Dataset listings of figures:
□ □ □ □
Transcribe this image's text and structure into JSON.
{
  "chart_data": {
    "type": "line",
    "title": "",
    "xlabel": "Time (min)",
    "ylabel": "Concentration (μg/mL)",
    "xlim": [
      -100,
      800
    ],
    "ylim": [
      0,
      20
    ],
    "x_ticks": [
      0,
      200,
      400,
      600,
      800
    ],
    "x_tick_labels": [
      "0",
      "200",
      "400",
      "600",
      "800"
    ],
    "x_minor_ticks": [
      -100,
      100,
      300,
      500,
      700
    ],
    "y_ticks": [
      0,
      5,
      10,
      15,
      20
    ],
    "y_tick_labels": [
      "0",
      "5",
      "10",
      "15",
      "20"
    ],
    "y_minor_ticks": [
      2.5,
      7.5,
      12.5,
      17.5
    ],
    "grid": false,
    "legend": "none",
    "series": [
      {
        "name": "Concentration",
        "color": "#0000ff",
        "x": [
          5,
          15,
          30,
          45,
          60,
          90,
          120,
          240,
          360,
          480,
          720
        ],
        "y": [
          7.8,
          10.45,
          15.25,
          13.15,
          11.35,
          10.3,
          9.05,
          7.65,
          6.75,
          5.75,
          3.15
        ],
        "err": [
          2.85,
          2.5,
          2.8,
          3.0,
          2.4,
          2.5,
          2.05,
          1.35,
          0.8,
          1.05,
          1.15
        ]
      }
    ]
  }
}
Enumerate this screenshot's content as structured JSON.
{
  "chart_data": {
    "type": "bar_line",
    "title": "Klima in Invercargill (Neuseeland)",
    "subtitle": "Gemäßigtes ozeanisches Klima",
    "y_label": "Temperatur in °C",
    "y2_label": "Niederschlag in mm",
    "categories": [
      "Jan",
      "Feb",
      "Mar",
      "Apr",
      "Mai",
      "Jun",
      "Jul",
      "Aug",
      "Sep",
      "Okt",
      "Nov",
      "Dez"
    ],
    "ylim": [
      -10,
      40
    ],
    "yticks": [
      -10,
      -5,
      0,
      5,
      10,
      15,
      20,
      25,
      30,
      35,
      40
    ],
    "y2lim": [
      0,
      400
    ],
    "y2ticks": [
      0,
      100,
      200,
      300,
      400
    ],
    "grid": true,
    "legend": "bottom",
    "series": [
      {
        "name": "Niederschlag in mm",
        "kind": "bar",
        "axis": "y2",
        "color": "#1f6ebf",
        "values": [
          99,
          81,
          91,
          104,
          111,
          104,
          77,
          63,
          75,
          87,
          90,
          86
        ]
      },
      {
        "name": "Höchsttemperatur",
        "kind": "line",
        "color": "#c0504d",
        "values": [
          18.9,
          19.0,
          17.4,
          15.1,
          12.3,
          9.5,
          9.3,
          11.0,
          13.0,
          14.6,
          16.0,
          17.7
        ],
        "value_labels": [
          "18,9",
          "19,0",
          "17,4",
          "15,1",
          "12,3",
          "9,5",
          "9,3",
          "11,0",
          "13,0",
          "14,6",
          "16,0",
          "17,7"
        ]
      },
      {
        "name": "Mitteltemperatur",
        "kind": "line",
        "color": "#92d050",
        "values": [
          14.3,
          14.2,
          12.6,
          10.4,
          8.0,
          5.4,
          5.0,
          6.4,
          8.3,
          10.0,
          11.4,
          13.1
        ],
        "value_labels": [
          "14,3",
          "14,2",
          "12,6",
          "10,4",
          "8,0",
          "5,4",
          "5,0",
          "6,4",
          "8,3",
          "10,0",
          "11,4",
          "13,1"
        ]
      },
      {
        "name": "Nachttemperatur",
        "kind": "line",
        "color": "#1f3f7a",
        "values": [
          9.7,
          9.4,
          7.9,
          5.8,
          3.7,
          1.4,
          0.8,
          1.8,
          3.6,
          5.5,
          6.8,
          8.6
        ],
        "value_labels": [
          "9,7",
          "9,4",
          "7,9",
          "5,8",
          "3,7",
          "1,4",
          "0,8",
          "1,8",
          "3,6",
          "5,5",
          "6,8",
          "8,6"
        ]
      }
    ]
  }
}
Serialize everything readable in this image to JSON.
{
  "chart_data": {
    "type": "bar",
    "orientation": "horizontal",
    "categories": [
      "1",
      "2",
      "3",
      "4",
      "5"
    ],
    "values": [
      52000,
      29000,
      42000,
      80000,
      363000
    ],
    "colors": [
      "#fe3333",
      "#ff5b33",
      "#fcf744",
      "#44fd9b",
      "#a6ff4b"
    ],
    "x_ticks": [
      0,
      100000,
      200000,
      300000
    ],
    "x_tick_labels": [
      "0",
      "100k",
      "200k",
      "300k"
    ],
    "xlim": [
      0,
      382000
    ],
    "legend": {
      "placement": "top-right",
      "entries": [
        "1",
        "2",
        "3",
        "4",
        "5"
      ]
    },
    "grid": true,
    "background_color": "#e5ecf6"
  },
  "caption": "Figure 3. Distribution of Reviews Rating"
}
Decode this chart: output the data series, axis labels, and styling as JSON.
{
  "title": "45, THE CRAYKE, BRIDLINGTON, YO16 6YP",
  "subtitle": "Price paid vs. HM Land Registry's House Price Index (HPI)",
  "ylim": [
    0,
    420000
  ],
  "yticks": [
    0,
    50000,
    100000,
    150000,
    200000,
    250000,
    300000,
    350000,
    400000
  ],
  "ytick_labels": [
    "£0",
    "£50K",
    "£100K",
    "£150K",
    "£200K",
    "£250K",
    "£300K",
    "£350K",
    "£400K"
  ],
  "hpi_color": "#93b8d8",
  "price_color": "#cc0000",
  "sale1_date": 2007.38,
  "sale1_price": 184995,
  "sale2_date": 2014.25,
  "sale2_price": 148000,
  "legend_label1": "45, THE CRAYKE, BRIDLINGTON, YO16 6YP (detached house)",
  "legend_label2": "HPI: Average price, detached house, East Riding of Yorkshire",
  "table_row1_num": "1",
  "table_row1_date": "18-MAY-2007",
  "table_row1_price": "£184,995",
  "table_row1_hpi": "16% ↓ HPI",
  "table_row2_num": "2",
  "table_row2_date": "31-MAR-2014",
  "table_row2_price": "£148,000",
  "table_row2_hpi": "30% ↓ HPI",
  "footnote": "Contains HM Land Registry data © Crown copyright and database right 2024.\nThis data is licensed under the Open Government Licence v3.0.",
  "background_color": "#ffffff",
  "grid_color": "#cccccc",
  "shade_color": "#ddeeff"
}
□ □ □ □
# What is required
Copy out the data shown above without altering anything.

# Task response
Transcribe this image's text and structure into JSON.
{
  "chart_data": {
    "type": "line",
    "title": "",
    "xlabel": "Time (min)",
    "ylabel": "Concentration (μg/mL)",
    "xlim": [
      -100,
      800
    ],
    "ylim": [
      0,
      20
    ],
    "x_ticks": [
      0,
      200,
      400,
      600,
      800
    ],
    "x_tick_labels": [
      "0",
      "200",
      "400",
      "600",
      "800"
    ],
    "x_minor_ticks": [
      -100,
      100,
      300,
      500,
      700
    ],
    "y_ticks": [
      0,
      5,
      10,
      15,
      20
    ],
    "y_tick_labels": [
      "0",
      "5",
      "10",
      "15",
      "20"
    ],
    "y_minor_ticks": [
      2.5,
      7.5,
      12.5,
      17.5
    ],
    "grid": false,
    "legend": "none",
    "series": [
      {
        "name": "Concentration",
        "color": "#0000ff",
        "x": [
          5,
          15,
          30,
          45,
          60,
          90,
          120,
          240,
          360,
          480,
          720
        ],
        "y": [
          7.8,
          10.45,
          15.25,
          13.15,
          11.35,
          10.3,
          9.05,
          7.65,
          6.75,
          5.75,
          3.15
        ],
        "err": [
          2.85,
          2.5,
          2.8,
          3.0,
          2.4,
          2.5,
          2.05,
          1.35,
          0.8,
          1.05,
          1.15
        ]
      }
    ]
  }
}
Enumerate this screenshot's content as structured JSON.
{
  "chart_data": {
    "type": "bar_line",
    "title": "Klima in Invercargill (Neuseeland)",
    "subtitle": "Gemäßigtes ozeanisches Klima",
    "y_label": "Temperatur in °C",
    "y2_label": "Niederschlag in mm",
    "categories": [
      "Jan",
      "Feb",
      "Mar",
      "Apr",
      "Mai",
      "Jun",
      "Jul",
      "Aug",
      "Sep",
      "Okt",
      "Nov",
      "Dez"
    ],
    "ylim": [
      -10,
      40
    ],
    "yticks": [
      -10,
      -5,
      0,
      5,
      10,
      15,
      20,
      25,
      30,
      35,
      40
    ],
    "y2lim": [
      0,
      400
    ],
    "y2ticks": [
      0,
      100,
      200,
      300,
      400
    ],
    "grid": true,
    "legend": "bottom",
    "series": [
      {
        "name": "Niederschlag in mm",
        "kind": "bar",
        "axis": "y2",
        "color": "#1f6ebf",
        "values": [
          99,
          81,
          91,
          104,
          111,
          104,
          77,
          63,
          75,
          87,
          90,
          86
        ]
      },
      {
        "name": "Höchsttemperatur",
        "kind": "line",
        "color": "#c0504d",
        "values": [
          18.9,
          19.0,
          17.4,
          15.1,
          12.3,
          9.5,
          9.3,
          11.0,
          13.0,
          14.6,
          16.0,
          17.7
        ],
        "value_labels": [
          "18,9",
          "19,0",
          "17,4",
          "15,1",
          "12,3",
          "9,5",
          "9,3",
          "11,0",
          "13,0",
          "14,6",
          "16,0",
          "17,7"
        ]
      },
      {
        "name": "Mitteltemperatur",
        "kind": "line",
        "color": "#92d050",
        "values": [
          14.3,
          14.2,
          12.6,
          10.4,
          8.0,
          5.4,
          5.0,
          6.4,
          8.3,
          10.0,
          11.4,
          13.1
        ],
        "value_labels": [
          "14,3",
          "14,2",
          "12,6",
          "10,4",
          "8,0",
          "5,4",
          "5,0",
          "6,4",
          "8,3",
          "10,0",
          "11,4",
          "13,1"
        ]
      },
      {
        "name": "Nachttemperatur",
        "kind": "line",
        "color": "#1f3f7a",
        "values": [
          9.7,
          9.4,
          7.9,
          5.8,
          3.7,
          1.4,
          0.8,
          1.8,
          3.6,
          5.5,
          6.8,
          8.6
        ],
        "value_labels": [
          "9,7",
          "9,4",
          "7,9",
          "5,8",
          "3,7",
          "1,4",
          "0,8",
          "1,8",
          "3,6",
          "5,5",
          "6,8",
          "8,6"
        ]
      }
    ]
  }
}
Serialize everything readable in this image to JSON.
{
  "chart_data": {
    "type": "bar",
    "orientation": "horizontal",
    "categories": [
      "1",
      "2",
      "3",
      "4",
      "5"
    ],
    "values": [
      52000,
      29000,
      42000,
      80000,
      363000
    ],
    "colors": [
      "#fe3333",
      "#ff5b33",
      "#fcf744",
      "#44fd9b",
      "#a6ff4b"
    ],
    "x_ticks": [
      0,
      100000,
      200000,
      300000
    ],
    "x_tick_labels": [
      "0",
      "100k",
      "200k",
      "300k"
    ],
    "xlim": [
      0,
      382000
    ],
    "legend": {
      "placement": "top-right",
      "entries": [
        "1",
        "2",
        "3",
        "4",
        "5"
      ]
    },
    "grid": true,
    "background_color": "#e5ecf6"
  },
  "caption": "Figure 3. Distribution of Reviews Rating"
}
Decode this chart: output the data series, axis labels, and styling as JSON.
{
  "title": "45, THE CRAYKE, BRIDLINGTON, YO16 6YP",
  "subtitle": "Price paid vs. HM Land Registry's House Price Index (HPI)",
  "ylim": [
    0,
    420000
  ],
  "yticks": [
    0,
    50000,
    100000,
    150000,
    200000,
    250000,
    300000,
    350000,
    400000
  ],
  "ytick_labels": [
    "£0",
    "£50K",
    "£100K",
    "£150K",
    "£200K",
    "£250K",
    "£300K",
    "£350K",
    "£400K"
  ],
  "hpi_color": "#93b8d8",
  "price_color": "#cc0000",
  "sale1_date": 2007.38,
  "sale1_price": 184995,
  "sale2_date": 2014.25,
  "sale2_price": 148000,
  "legend_label1": "45, THE CRAYKE, BRIDLINGTON, YO16 6YP (detached house)",
  "legend_label2": "HPI: Average price, detached house, East Riding of Yorkshire",
  "table_row1_num": "1",
  "table_row1_date": "18-MAY-2007",
  "table_row1_price": "£184,995",
  "table_row1_hpi": "16% ↓ HPI",
  "table_row2_num": "2",
  "table_row2_date": "31-MAR-2014",
  "table_row2_price": "£148,000",
  "table_row2_hpi": "30% ↓ HPI",
  "footnote": "Contains HM Land Registry data © Crown copyright and database right 2024.\nThis data is licensed under the Open Government Licence v3.0.",
  "background_color": "#ffffff",
  "grid_color": "#cccccc",
  "shade_color": "#ddeeff"
}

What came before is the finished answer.